## Written request A
Answer these questions about the acid-gas disposal article:
(i) Near which Alberta town is PanCanadian's David Battery No. 3?
(ii) Which two companies developed the acid gas/water injection scheme?
(iii) What will the concluding part of the series discuss?

◇ ◇ ◇ ◇ ◇

Injecting acid gas with water creates new disposal option

Aug. 3, 1998
Gordon L. Duckworth DPH Engineering Inc. Calgary PanCanadian first tested acid-gas disposal with produced water injection at its David Battery No. 3 near Provost, Alta. (Fig. 2 [8,539 bytes]). The second site for acid-gas disposal with produced water injection was at PanCanadian's Thompson Lake facility near Hardisty, Alta. (Fig. 3 [10,366 bytes]). A scheme for injecting low-volume acid gases in an aqueous phase into a disposal well has decreased acid-gas disposal costs and facilitated

ACID GAS DISPOSAL-1

Dave Kopperson, Steve Horne, George Kohn,
Dwayne Romansky, Chong Chan
PanCanadian Petroleum Ltd.
Calgary
Gordon L. Duckworth
DPH Engineering Inc.
Calgary
A scheme for injecting low-volume acid gases in an aqueous phase into a disposal well has decreased acid-gas disposal costs and facilitated operations in two Canadian fields.

PanCanadian Petroleum Ltd. and DPH Engineering Inc. developed the scheme.

With tightening environmental policies,1 many companies are investigating alternatives to atmospheric sulfur and greenhouse gas emissions.

Alberta's oil and gas industry typically recovers a high percentage of sulfur in large, sour-gas processing plants, but has looked for more cost-effective approaches when dealing with small-volume plants.

This first in a series of two articles describes the acid gas/water injection process and laboratory testing. The concluding part will discuss field results.

Advantages

The PanCanadian and DPH Engineering scheme for disposing of acid-gas with oil field produced water offers the following advantages:
  • Eliminates high-pressure, acid-gas pipelines, dehydration systems, and gas injection wells and their inherent risks
  • Adapts easily to existing oil field water disposal schemes
  • Provides simple and relatively easy operation
  • Provides significant capital and operating cost advantages over other acid-gas recovery/disposal processes
  • Eliminates H2S emissions
  • Reduces greenhouse gas (CO2) emissions
  • Eliminates the possibility of creating pockets of gas in the aquifer, thereby reducing subsurface disposal concerns
  • Improves well injectivity due to ongoing acidizing effect and lowers injection pressure
  • Reduces hydrate formation and well bore sulfur deposition concerns associated with other schemes
  • Cleans injection wells with mildly acidic water, thereby reducing workover acidizing frequency
  • Increases possibility of oil recovery with a CO2 effect when water is injected into the producing reservoir.

◇ ◇ ◇ ◇ ◇

## Written request B
In the Collection entries rows, update everything from the row containing "Annotate this image: element" down to the row containing "total-events-value: 2,203 <box>744" by changing "row-index" to "row-number" and keeping all else the same. Leave the picture out of your answer.

[Collection entries]

◇ ◇ ◇ ◇ ◇

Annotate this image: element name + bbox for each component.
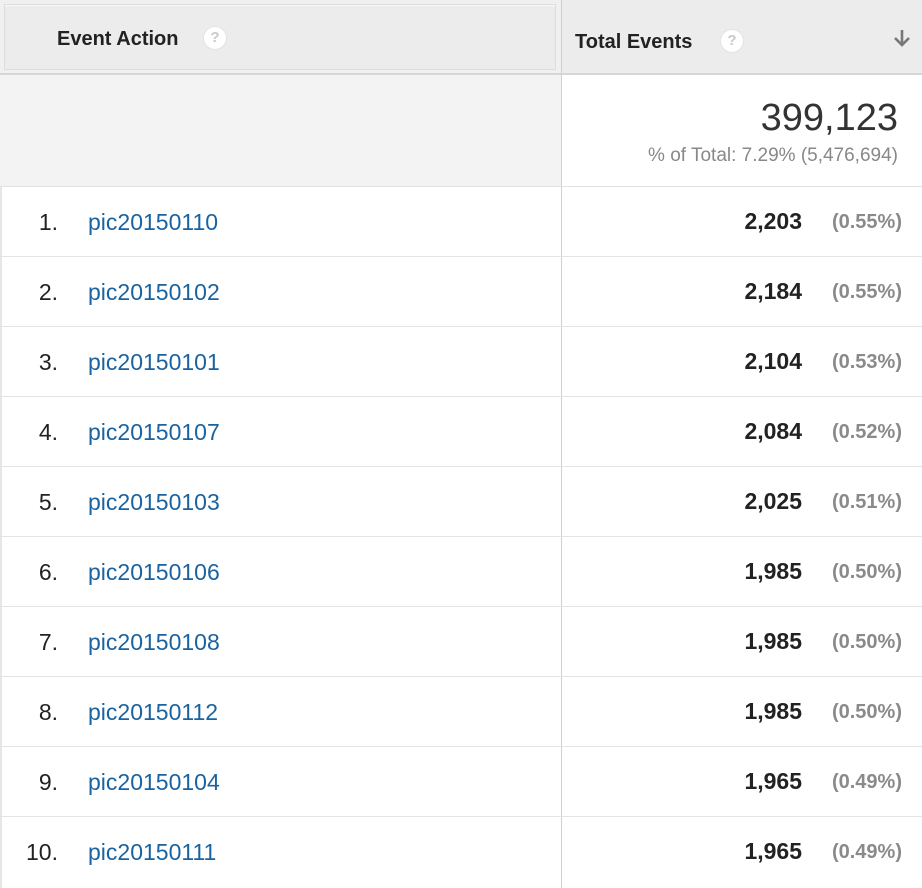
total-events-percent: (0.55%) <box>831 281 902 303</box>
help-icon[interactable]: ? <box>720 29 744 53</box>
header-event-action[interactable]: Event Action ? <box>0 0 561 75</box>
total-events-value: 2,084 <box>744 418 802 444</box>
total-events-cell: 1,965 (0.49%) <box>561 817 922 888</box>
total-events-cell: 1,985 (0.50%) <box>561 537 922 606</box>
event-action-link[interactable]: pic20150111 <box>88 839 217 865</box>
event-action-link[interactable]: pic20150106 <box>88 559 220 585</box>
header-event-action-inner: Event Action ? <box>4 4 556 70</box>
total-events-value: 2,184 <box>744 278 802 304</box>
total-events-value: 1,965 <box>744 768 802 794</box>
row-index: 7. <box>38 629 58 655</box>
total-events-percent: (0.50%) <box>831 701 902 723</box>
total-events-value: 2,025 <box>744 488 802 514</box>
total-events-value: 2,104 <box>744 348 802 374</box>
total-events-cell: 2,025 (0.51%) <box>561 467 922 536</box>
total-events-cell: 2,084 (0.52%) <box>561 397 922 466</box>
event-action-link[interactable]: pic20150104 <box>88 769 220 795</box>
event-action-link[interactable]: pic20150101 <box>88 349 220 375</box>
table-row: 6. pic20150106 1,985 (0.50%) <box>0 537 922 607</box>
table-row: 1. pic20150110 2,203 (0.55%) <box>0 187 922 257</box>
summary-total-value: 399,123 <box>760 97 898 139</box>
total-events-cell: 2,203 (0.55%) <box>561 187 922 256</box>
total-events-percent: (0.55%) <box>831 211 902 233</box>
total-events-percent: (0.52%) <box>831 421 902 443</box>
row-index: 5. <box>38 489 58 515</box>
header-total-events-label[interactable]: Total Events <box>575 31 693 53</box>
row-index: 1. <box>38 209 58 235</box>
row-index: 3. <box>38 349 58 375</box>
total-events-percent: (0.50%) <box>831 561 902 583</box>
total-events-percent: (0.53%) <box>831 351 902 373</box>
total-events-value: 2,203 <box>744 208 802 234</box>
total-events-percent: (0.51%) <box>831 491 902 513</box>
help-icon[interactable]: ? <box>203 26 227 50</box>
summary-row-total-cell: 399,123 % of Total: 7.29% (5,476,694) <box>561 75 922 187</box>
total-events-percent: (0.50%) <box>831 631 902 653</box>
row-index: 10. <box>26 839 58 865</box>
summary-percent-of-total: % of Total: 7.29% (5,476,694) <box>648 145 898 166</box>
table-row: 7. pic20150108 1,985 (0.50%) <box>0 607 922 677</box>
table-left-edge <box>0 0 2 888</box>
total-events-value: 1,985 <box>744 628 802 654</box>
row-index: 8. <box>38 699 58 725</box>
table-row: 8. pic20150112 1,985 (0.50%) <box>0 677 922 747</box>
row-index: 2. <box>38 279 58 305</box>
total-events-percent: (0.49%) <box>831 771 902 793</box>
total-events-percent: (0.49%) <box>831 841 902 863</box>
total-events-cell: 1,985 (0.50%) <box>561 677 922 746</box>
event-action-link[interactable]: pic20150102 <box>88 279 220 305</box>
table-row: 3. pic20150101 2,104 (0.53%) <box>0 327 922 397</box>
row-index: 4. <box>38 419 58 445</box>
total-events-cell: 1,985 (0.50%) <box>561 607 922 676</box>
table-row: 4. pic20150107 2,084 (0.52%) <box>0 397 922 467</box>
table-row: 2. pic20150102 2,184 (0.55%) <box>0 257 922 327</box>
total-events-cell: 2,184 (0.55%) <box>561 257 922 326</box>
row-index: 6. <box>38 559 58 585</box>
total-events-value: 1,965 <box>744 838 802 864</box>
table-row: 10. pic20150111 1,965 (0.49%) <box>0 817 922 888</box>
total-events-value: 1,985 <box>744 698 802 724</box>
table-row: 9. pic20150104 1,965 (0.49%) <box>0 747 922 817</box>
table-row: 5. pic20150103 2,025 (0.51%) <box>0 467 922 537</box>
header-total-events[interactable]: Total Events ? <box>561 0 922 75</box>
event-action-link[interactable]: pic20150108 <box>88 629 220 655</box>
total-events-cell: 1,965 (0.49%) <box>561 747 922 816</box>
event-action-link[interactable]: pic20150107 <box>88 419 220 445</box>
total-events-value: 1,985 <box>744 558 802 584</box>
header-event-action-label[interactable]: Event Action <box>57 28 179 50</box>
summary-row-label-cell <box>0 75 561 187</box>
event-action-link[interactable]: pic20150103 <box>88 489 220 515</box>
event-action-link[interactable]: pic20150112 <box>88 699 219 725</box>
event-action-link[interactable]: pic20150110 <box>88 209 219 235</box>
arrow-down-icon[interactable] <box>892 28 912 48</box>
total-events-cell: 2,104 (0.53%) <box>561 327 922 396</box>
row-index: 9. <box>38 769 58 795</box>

◇ ◇ ◇ ◇ ◇

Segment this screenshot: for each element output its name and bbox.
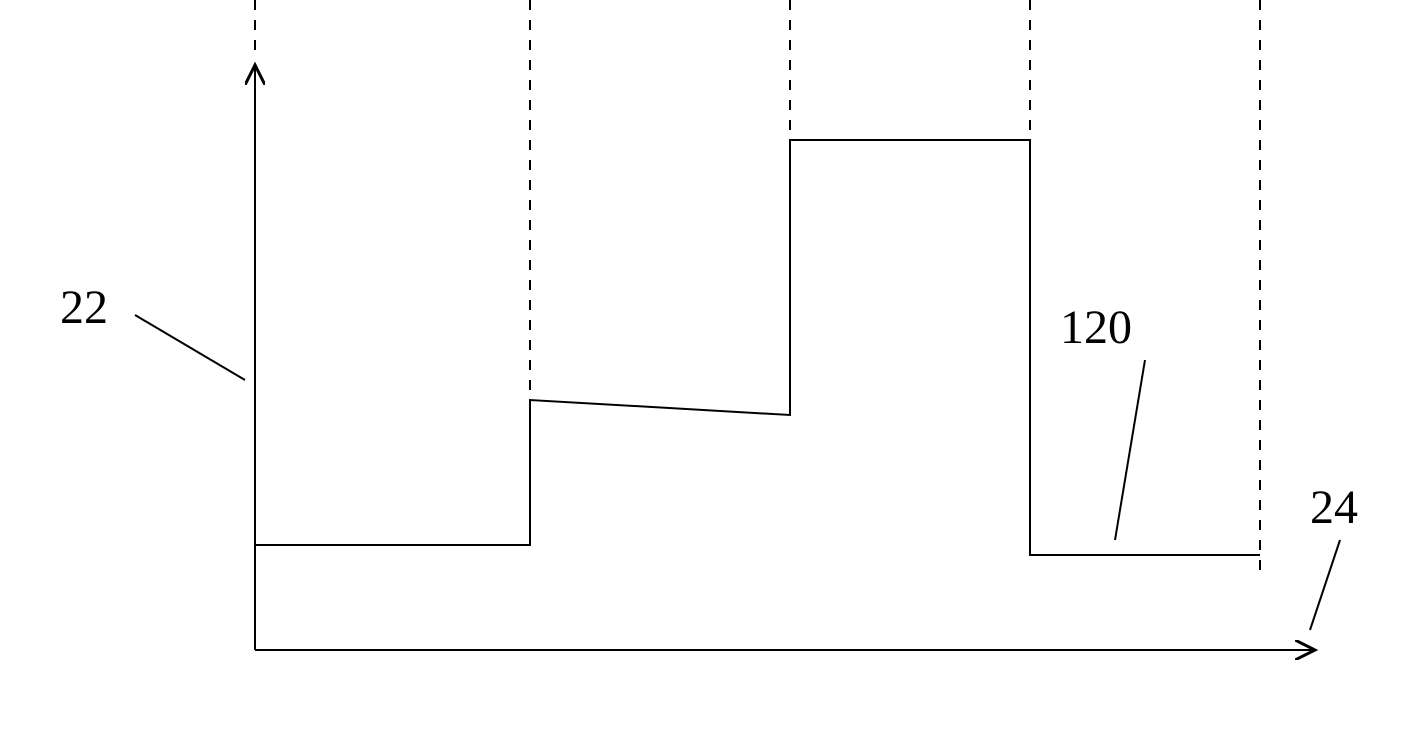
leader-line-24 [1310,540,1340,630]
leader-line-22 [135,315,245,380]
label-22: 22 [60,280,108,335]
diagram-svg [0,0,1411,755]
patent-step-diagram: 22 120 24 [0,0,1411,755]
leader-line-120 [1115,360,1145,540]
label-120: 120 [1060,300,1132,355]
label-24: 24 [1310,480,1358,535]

◇ ◇ ◇ ◇ ◇

## Complete response A
(i) Provost, Alta.
(ii) PanCanadian Petroleum Ltd. and DPH Engineering Inc.
(iii) Field results.

## Complete response B
Annotate this image: element name + bbox for each component.
total-events-percent: (0.55%) <box>831 281 902 303</box>
help-icon[interactable]: ? <box>720 29 744 53</box>
header-event-action[interactable]: Event Action ? <box>0 0 561 75</box>
total-events-value: 2,084 <box>744 418 802 444</box>
total-events-cell: 1,965 (0.49%) <box>561 817 922 888</box>
total-events-cell: 1,985 (0.50%) <box>561 537 922 606</box>
event-action-link[interactable]: pic20150111 <box>88 839 217 865</box>
event-action-link[interactable]: pic20150106 <box>88 559 220 585</box>
header-event-action-inner: Event Action ? <box>4 4 556 70</box>
total-events-value: 2,184 <box>744 278 802 304</box>
total-events-value: 1,965 <box>744 768 802 794</box>
row-number: 7. <box>38 629 58 655</box>
total-events-percent: (0.50%) <box>831 701 902 723</box>
total-events-value: 2,025 <box>744 488 802 514</box>
total-events-value: 2,104 <box>744 348 802 374</box>
total-events-cell: 2,025 (0.51%) <box>561 467 922 536</box>
total-events-cell: 2,084 (0.52%) <box>561 397 922 466</box>
event-action-link[interactable]: pic20150104 <box>88 769 220 795</box>
event-action-link[interactable]: pic20150101 <box>88 349 220 375</box>
table-row: 6. pic20150106 1,985 (0.50%) <box>0 537 922 607</box>
table-row: 1. pic20150110 2,203 (0.55%) <box>0 187 922 257</box>
summary-total-value: 399,123 <box>760 97 898 139</box>
total-events-cell: 2,203 (0.55%) <box>561 187 922 256</box>
total-events-percent: (0.55%) <box>831 211 902 233</box>
total-events-percent: (0.52%) <box>831 421 902 443</box>
row-number: 5. <box>38 489 58 515</box>
header-total-events-label[interactable]: Total Events <box>575 31 693 53</box>
row-number: 1. <box>38 209 58 235</box>
row-number: 3. <box>38 349 58 375</box>
total-events-percent: (0.50%) <box>831 561 902 583</box>
total-events-percent: (0.53%) <box>831 351 902 373</box>
total-events-value: 2,203 <box>744 208 802 234</box>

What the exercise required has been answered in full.